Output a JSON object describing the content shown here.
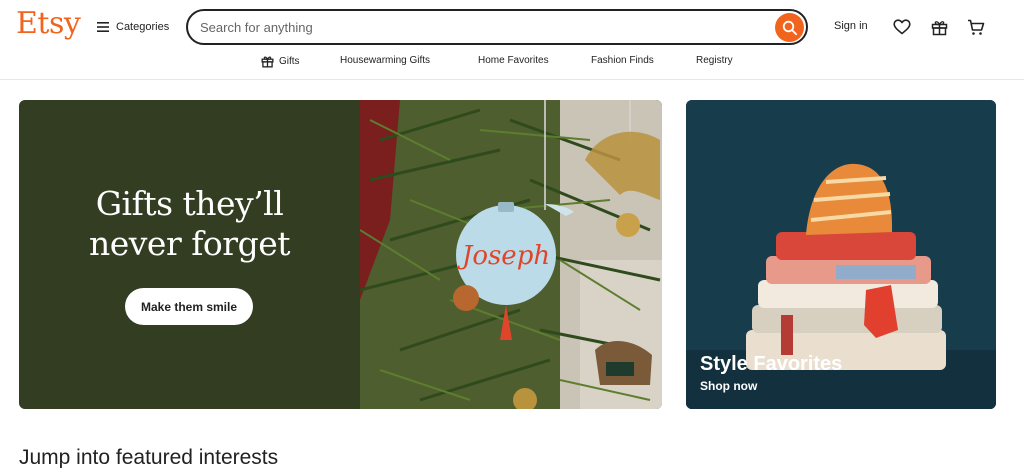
{
  "header": {
    "logo": "Etsy",
    "categories_label": "Categories",
    "search": {
      "placeholder": "Search for anything"
    },
    "signin_label": "Sign in",
    "icons": [
      "heart-icon",
      "gift-icon",
      "cart-icon"
    ]
  },
  "nav": {
    "items": [
      {
        "label": "Gifts",
        "icon": "gift-icon"
      },
      {
        "label": "Housewarming Gifts"
      },
      {
        "label": "Home Favorites"
      },
      {
        "label": "Fashion Finds"
      },
      {
        "label": "Registry"
      }
    ]
  },
  "hero": {
    "title_line1": "Gifts they’ll",
    "title_line2": "never forget",
    "button_label": "Make them smile",
    "ornament_text": "Joseph",
    "background_color": "#333d21"
  },
  "side_banner": {
    "title": "Style Favorites",
    "subtitle": "Shop now",
    "background_color": "#173c4c"
  },
  "featured": {
    "title": "Jump into featured interests"
  },
  "colors": {
    "brand": "#F1641E",
    "text": "#222222"
  }
}
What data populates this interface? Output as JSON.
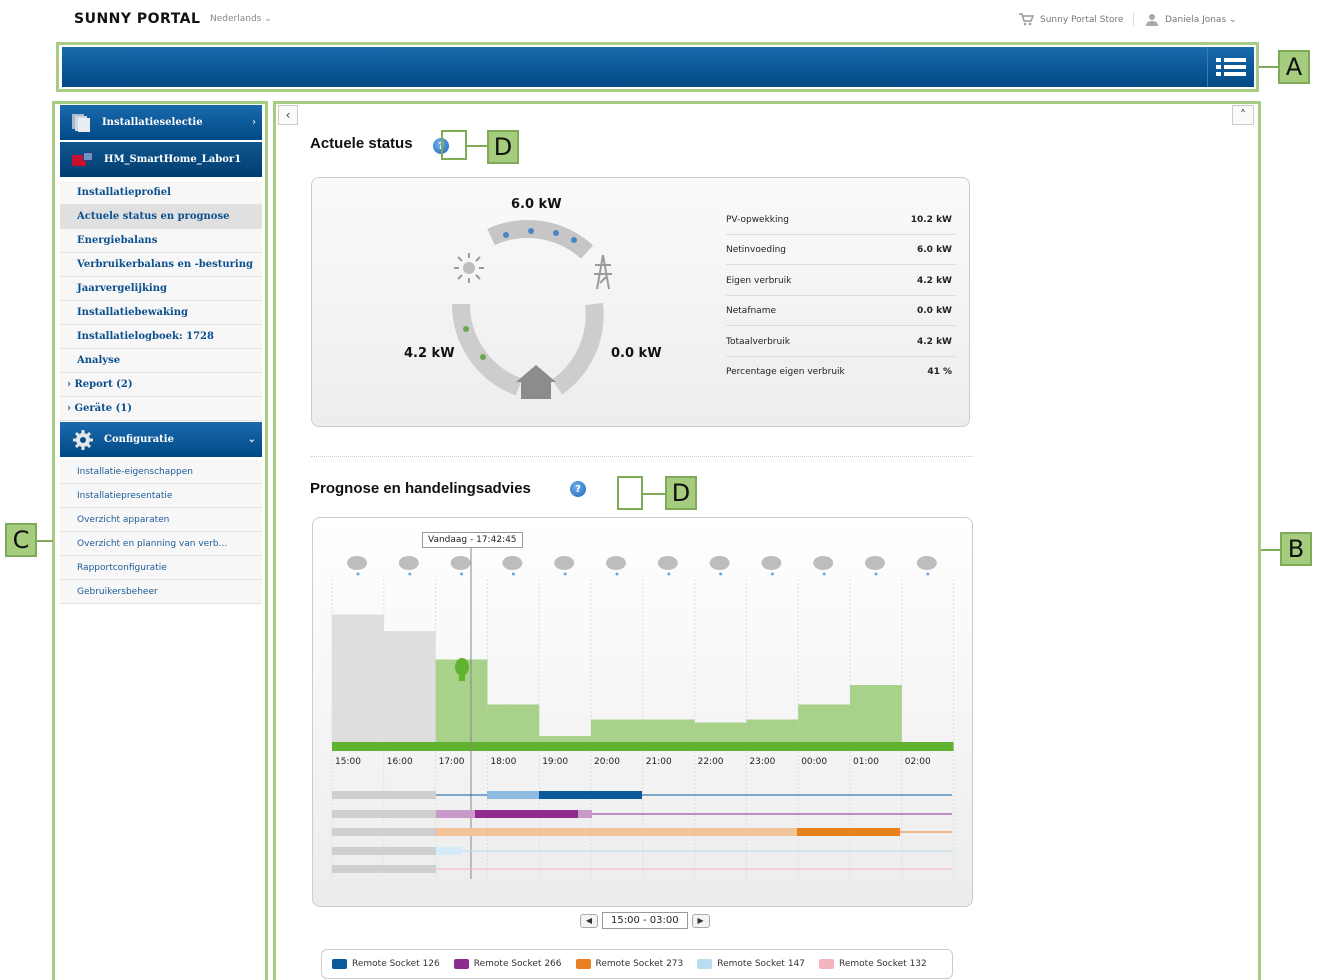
{
  "topbar": {
    "logo": "SUNNY PORTAL",
    "language": "Nederlands ⌄",
    "store": "Sunny Portal Store",
    "user": "Daniela Jonas ⌄"
  },
  "labels": {
    "a": "A",
    "b": "B",
    "c": "C",
    "d1": "D",
    "d2": "D"
  },
  "sidebar": {
    "install_select": "Installatieselectie",
    "plant": "HM_SmartHome_Labor1",
    "items": [
      "Installatieprofiel",
      "Actuele status en prognose",
      "Energiebalans",
      "Verbruikerbalans en -besturing",
      "Jaarvergelijking",
      "Installatiebewaking",
      "Installatielogboek: 1728",
      "Analyse"
    ],
    "sub_items": [
      "› Report (2)",
      "› Geräte (1)"
    ],
    "config_title": "Configuratie",
    "config_items": [
      "Installatie-eigenschappen",
      "Installatiepresentatie",
      "Overzicht apparaten",
      "Overzicht en planning van verb...",
      "Rapportconfiguratie",
      "Gebruikersbeheer"
    ]
  },
  "status": {
    "title": "Actuele status",
    "grid_kw": "6.0 kW",
    "self_kw": "4.2 kW",
    "from_grid_kw": "0.0 kW",
    "rows": [
      {
        "label": "PV-opwekking",
        "value": "10.2 kW"
      },
      {
        "label": "Netinvoeding",
        "value": "6.0 kW"
      },
      {
        "label": "Eigen verbruik",
        "value": "4.2 kW"
      },
      {
        "label": "Netafname",
        "value": "0.0 kW"
      },
      {
        "label": "Totaalverbruik",
        "value": "4.2 kW"
      },
      {
        "label": "Percentage eigen verbruik",
        "value": "41 %"
      }
    ]
  },
  "forecast": {
    "title": "Prognose en handelingsadvies",
    "now_label": "Vandaag - 17:42:45",
    "range": "15:00 - 03:00",
    "legend": [
      {
        "name": "Remote Socket 126",
        "color": "#0a5a9c"
      },
      {
        "name": "Remote Socket 266",
        "color": "#8e2b8e"
      },
      {
        "name": "Remote Socket 273",
        "color": "#e8801f"
      },
      {
        "name": "Remote Socket 147",
        "color": "#b9dcf2"
      },
      {
        "name": "Remote Socket 132",
        "color": "#f2b6c0"
      }
    ]
  },
  "chart_data": {
    "type": "bar",
    "categories": [
      "15:00",
      "16:00",
      "17:00",
      "18:00",
      "19:00",
      "20:00",
      "21:00",
      "22:00",
      "23:00",
      "00:00",
      "01:00",
      "02:00"
    ],
    "values": [
      0.85,
      0.74,
      0.55,
      0.25,
      0.04,
      0.15,
      0.15,
      0.13,
      0.15,
      0.25,
      0.38,
      0
    ],
    "past_count": 2
  }
}
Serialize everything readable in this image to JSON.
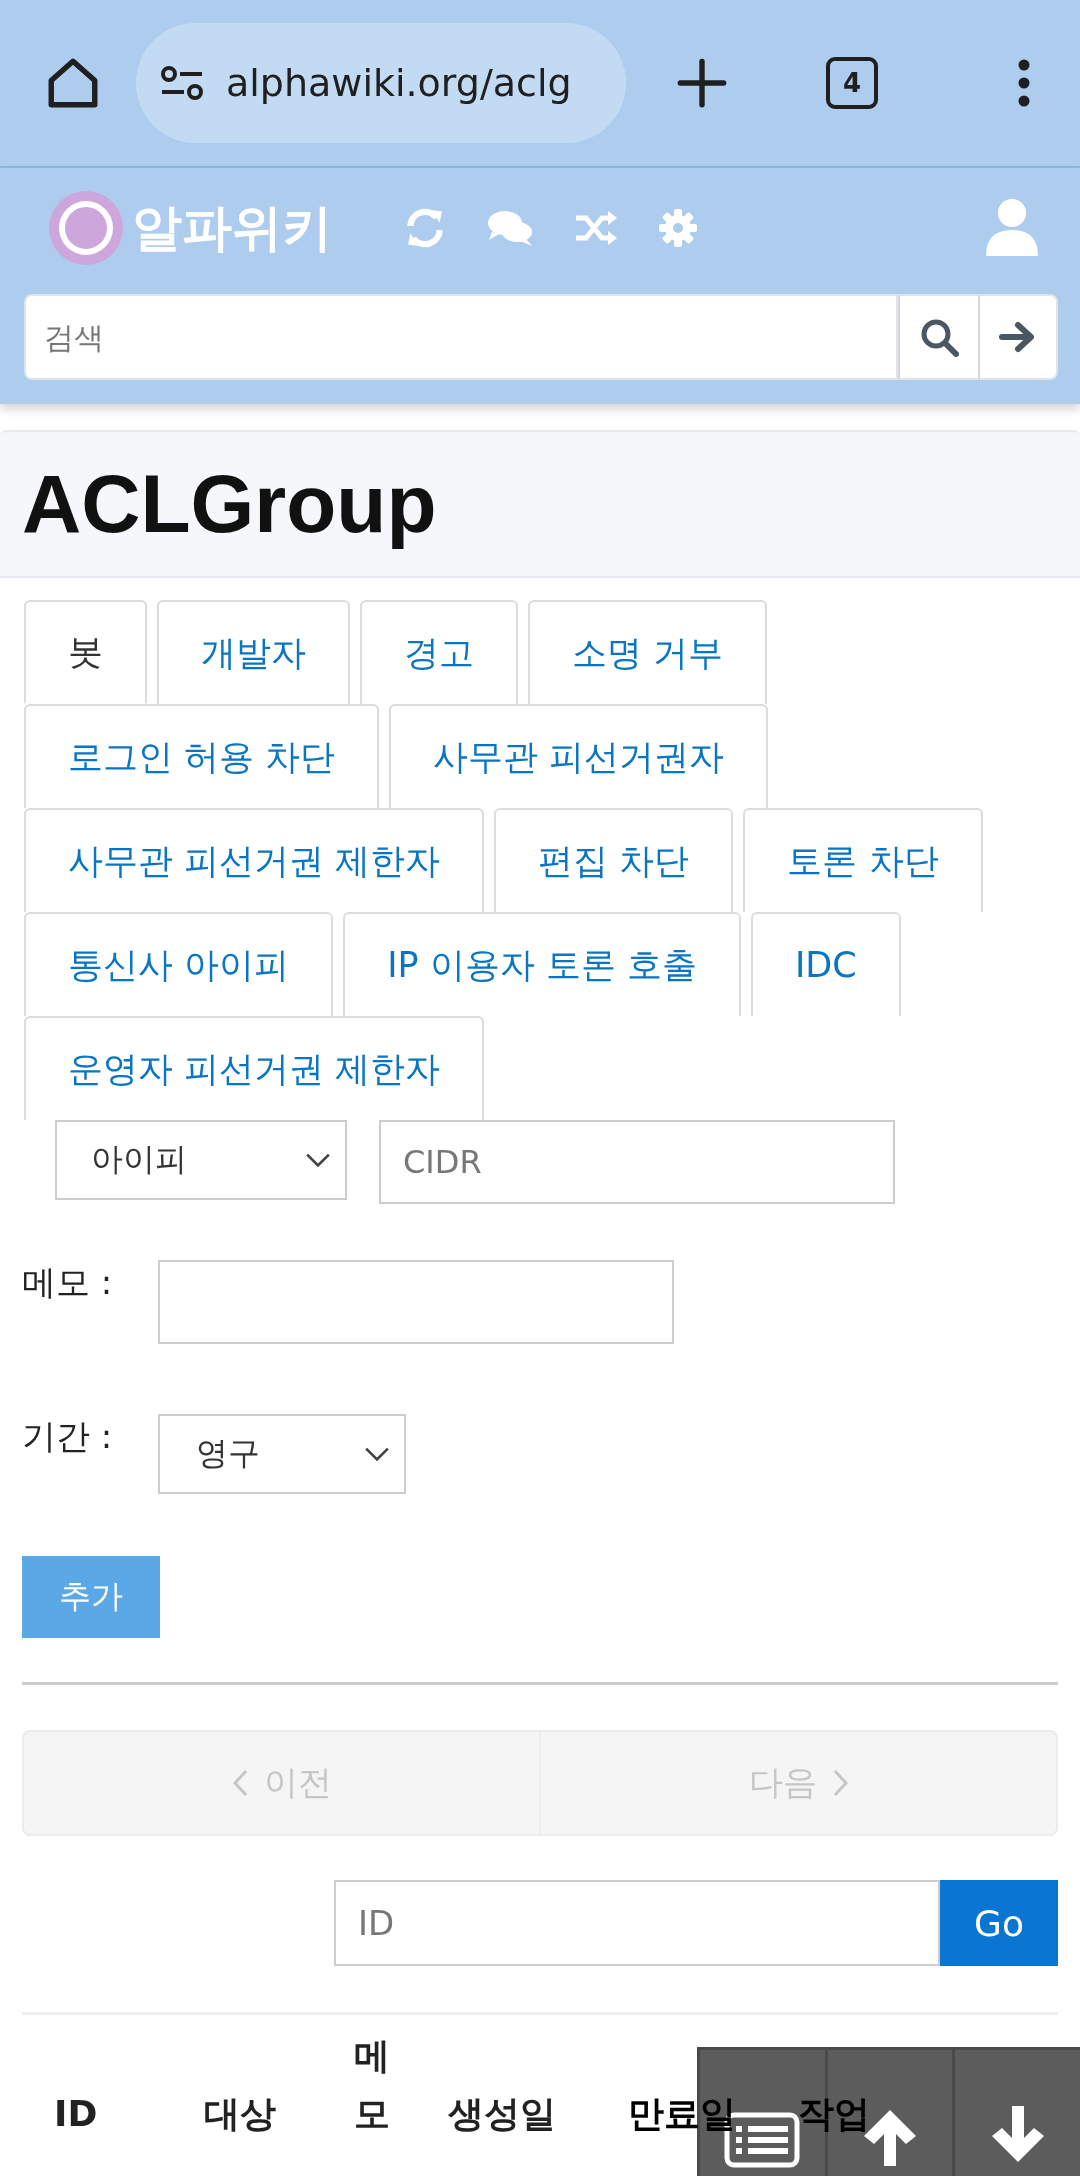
{
  "browser": {
    "url": "alphawiki.org/aclg",
    "tab_count": "4"
  },
  "site": {
    "name": "알파위키",
    "search_placeholder": "검색"
  },
  "title": "ACLGroup",
  "tabs": [
    {
      "label": "봇",
      "selected": true
    },
    {
      "label": "개발자",
      "selected": false
    },
    {
      "label": "경고",
      "selected": false
    },
    {
      "label": "소명 거부",
      "selected": false
    },
    {
      "label": "로그인 허용 차단",
      "selected": false
    },
    {
      "label": "사무관 피선거권자",
      "selected": false
    },
    {
      "label": "사무관 피선거권 제한자",
      "selected": false
    },
    {
      "label": "편집 차단",
      "selected": false
    },
    {
      "label": "토론 차단",
      "selected": false
    },
    {
      "label": "통신사 아이피",
      "selected": false
    },
    {
      "label": "IP 이용자 토론 호출",
      "selected": false
    },
    {
      "label": "IDC",
      "selected": false
    },
    {
      "label": "운영자 피선거권 제한자",
      "selected": false
    }
  ],
  "form": {
    "type_select": "아이피",
    "cidr_placeholder": "CIDR",
    "memo_label": "메모 :",
    "period_label": "기간 :",
    "period_select": "영구",
    "add_button": "추가"
  },
  "pagination": {
    "prev": {
      "label": "이전",
      "disabled": true
    },
    "next": {
      "label": "다음",
      "disabled": true
    }
  },
  "id_search": {
    "placeholder": "ID",
    "button": "Go"
  },
  "table": {
    "columns": [
      "ID",
      "대상",
      "메모",
      "생성일",
      "만료일",
      "작업"
    ]
  }
}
++++++
#### Problem:
Output the entries above exactly, without their pictures.

#### Answer in full:
Output a JSON object describing the content shown here.
{
  "header": {
    "logo": "Etsy",
    "categories_label": "Categories",
    "search": {
      "placeholder": "Search for anything"
    },
    "signin_label": "Sign in",
    "icons": [
      "heart-icon",
      "gift-icon",
      "cart-icon"
    ]
  },
  "nav": {
    "items": [
      {
        "label": "Gifts",
        "icon": "gift-icon"
      },
      {
        "label": "Housewarming Gifts"
      },
      {
        "label": "Home Favorites"
      },
      {
        "label": "Fashion Finds"
      },
      {
        "label": "Registry"
      }
    ]
  },
  "hero": {
    "title_line1": "Gifts they’ll",
    "title_line2": "never forget",
    "button_label": "Make them smile",
    "ornament_text": "Joseph",
    "background_color": "#333d21"
  },
  "side_banner": {
    "title": "Style Favorites",
    "subtitle": "Shop now",
    "background_color": "#173c4c"
  },
  "featured": {
    "title": "Jump into featured interests"
  },
  "colors": {
    "brand": "#F1641E",
    "text": "#222222"
  }
}
What data populates this interface? Output as JSON.
{
  "topbar": {
    "logo": "SUNNY PORTAL",
    "language": "Nederlands ⌄",
    "store": "Sunny Portal Store",
    "user": "Daniela Jonas ⌄"
  },
  "labels": {
    "a": "A",
    "b": "B",
    "c": "C",
    "d1": "D",
    "d2": "D"
  },
  "sidebar": {
    "install_select": "Installatieselectie",
    "plant": "HM_SmartHome_Labor1",
    "items": [
      "Installatieprofiel",
      "Actuele status en prognose",
      "Energiebalans",
      "Verbruikerbalans en -besturing",
      "Jaarvergelijking",
      "Installatiebewaking",
      "Installatielogboek: 1728",
      "Analyse"
    ],
    "sub_items": [
      "› Report (2)",
      "› Geräte (1)"
    ],
    "config_title": "Configuratie",
    "config_items": [
      "Installatie-eigenschappen",
      "Installatiepresentatie",
      "Overzicht apparaten",
      "Overzicht en planning van verb...",
      "Rapportconfiguratie",
      "Gebruikersbeheer"
    ]
  },
  "status": {
    "title": "Actuele status",
    "grid_kw": "6.0 kW",
    "self_kw": "4.2 kW",
    "from_grid_kw": "0.0 kW",
    "rows": [
      {
        "label": "PV-opwekking",
        "value": "10.2 kW"
      },
      {
        "label": "Netinvoeding",
        "value": "6.0 kW"
      },
      {
        "label": "Eigen verbruik",
        "value": "4.2 kW"
      },
      {
        "label": "Netafname",
        "value": "0.0 kW"
      },
      {
        "label": "Totaalverbruik",
        "value": "4.2 kW"
      },
      {
        "label": "Percentage eigen verbruik",
        "value": "41 %"
      }
    ]
  },
  "forecast": {
    "title": "Prognose en handelingsadvies",
    "now_label": "Vandaag - 17:42:45",
    "range": "15:00 - 03:00",
    "legend": [
      {
        "name": "Remote Socket 126",
        "color": "#0a5a9c"
      },
      {
        "name": "Remote Socket 266",
        "color": "#8e2b8e"
      },
      {
        "name": "Remote Socket 273",
        "color": "#e8801f"
      },
      {
        "name": "Remote Socket 147",
        "color": "#b9dcf2"
      },
      {
        "name": "Remote Socket 132",
        "color": "#f2b6c0"
      }
    ]
  },
  "chart_data": {
    "type": "bar",
    "categories": [
      "15:00",
      "16:00",
      "17:00",
      "18:00",
      "19:00",
      "20:00",
      "21:00",
      "22:00",
      "23:00",
      "00:00",
      "01:00",
      "02:00"
    ],
    "values": [
      0.85,
      0.74,
      0.55,
      0.25,
      0.04,
      0.15,
      0.15,
      0.13,
      0.15,
      0.25,
      0.38,
      0
    ],
    "past_count": 2
  }
}
Serialize everything readable in this image to JSON.
{
  "browser": {
    "url": "alphawiki.org/aclg",
    "tab_count": "4"
  },
  "site": {
    "name": "알파위키",
    "search_placeholder": "검색"
  },
  "title": "ACLGroup",
  "tabs": [
    {
      "label": "봇",
      "selected": true
    },
    {
      "label": "개발자",
      "selected": false
    },
    {
      "label": "경고",
      "selected": false
    },
    {
      "label": "소명 거부",
      "selected": false
    },
    {
      "label": "로그인 허용 차단",
      "selected": false
    },
    {
      "label": "사무관 피선거권자",
      "selected": false
    },
    {
      "label": "사무관 피선거권 제한자",
      "selected": false
    },
    {
      "label": "편집 차단",
      "selected": false
    },
    {
      "label": "토론 차단",
      "selected": false
    },
    {
      "label": "통신사 아이피",
      "selected": false
    },
    {
      "label": "IP 이용자 토론 호출",
      "selected": false
    },
    {
      "label": "IDC",
      "selected": false
    },
    {
      "label": "운영자 피선거권 제한자",
      "selected": false
    }
  ],
  "form": {
    "type_select": "아이피",
    "cidr_placeholder": "CIDR",
    "memo_label": "메모 :",
    "period_label": "기간 :",
    "period_select": "영구",
    "add_button": "추가"
  },
  "pagination": {
    "prev": {
      "label": "이전",
      "disabled": true
    },
    "next": {
      "label": "다음",
      "disabled": true
    }
  },
  "id_search": {
    "placeholder": "ID",
    "button": "Go"
  },
  "table": {
    "columns": [
      "ID",
      "대상",
      "메모",
      "생성일",
      "만료일",
      "작업"
    ]
  }
}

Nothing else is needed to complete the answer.